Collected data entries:
• • • •

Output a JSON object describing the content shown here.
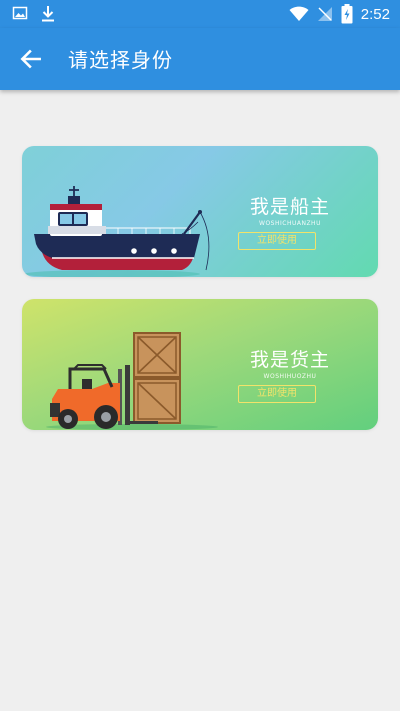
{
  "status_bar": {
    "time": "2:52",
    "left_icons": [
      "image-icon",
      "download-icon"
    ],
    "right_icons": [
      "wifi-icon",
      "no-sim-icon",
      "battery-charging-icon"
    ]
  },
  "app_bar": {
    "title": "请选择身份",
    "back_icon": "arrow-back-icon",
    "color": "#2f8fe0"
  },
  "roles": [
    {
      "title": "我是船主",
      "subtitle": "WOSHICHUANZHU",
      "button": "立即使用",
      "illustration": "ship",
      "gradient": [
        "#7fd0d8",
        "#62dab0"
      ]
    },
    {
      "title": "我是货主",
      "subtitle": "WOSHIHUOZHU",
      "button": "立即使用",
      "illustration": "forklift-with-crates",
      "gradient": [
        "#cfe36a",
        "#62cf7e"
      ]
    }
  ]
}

• • • •

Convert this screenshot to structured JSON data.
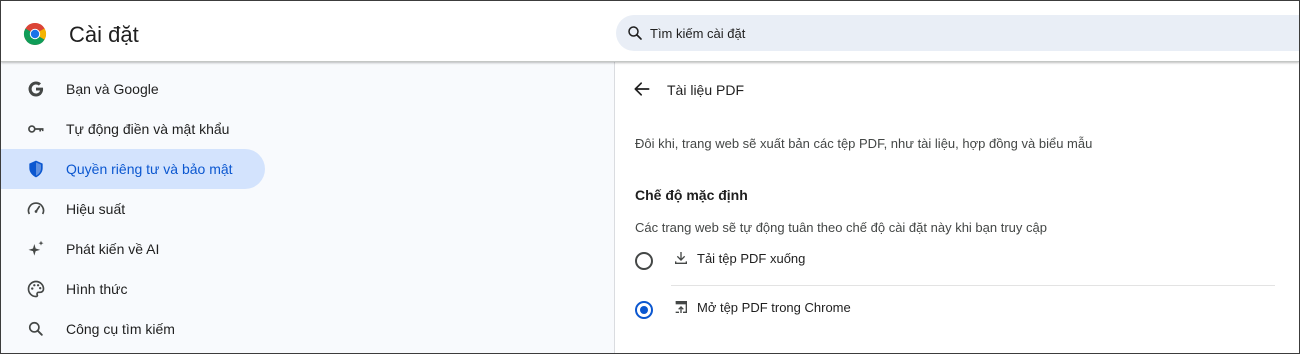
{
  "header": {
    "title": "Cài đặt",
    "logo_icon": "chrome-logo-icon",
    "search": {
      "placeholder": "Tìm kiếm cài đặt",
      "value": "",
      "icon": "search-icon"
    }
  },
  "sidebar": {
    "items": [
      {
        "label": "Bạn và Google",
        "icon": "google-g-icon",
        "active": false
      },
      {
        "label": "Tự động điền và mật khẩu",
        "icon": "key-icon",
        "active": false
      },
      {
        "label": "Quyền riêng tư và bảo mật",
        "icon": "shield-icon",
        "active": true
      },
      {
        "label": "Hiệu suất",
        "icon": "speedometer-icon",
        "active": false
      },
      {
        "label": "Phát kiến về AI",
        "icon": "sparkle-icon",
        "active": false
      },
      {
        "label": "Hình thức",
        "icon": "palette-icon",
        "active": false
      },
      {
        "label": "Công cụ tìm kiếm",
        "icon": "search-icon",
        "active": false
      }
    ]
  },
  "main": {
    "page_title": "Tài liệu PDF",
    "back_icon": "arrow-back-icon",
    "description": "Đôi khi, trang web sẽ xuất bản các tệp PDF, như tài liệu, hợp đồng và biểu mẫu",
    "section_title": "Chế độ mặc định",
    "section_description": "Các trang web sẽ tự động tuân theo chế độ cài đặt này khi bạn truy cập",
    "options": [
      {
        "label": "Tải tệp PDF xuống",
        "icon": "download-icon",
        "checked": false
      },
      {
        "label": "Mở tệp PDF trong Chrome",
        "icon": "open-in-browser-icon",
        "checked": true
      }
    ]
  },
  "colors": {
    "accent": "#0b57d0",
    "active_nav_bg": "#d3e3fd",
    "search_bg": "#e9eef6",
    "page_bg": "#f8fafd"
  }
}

• • • •

Your task:
Copy every line of the listing that includes the string "subtitle".

Result of the exercise:
      "subtitle": "WOSHICHUANZHU",
      "subtitle": "WOSHIHUOZHU",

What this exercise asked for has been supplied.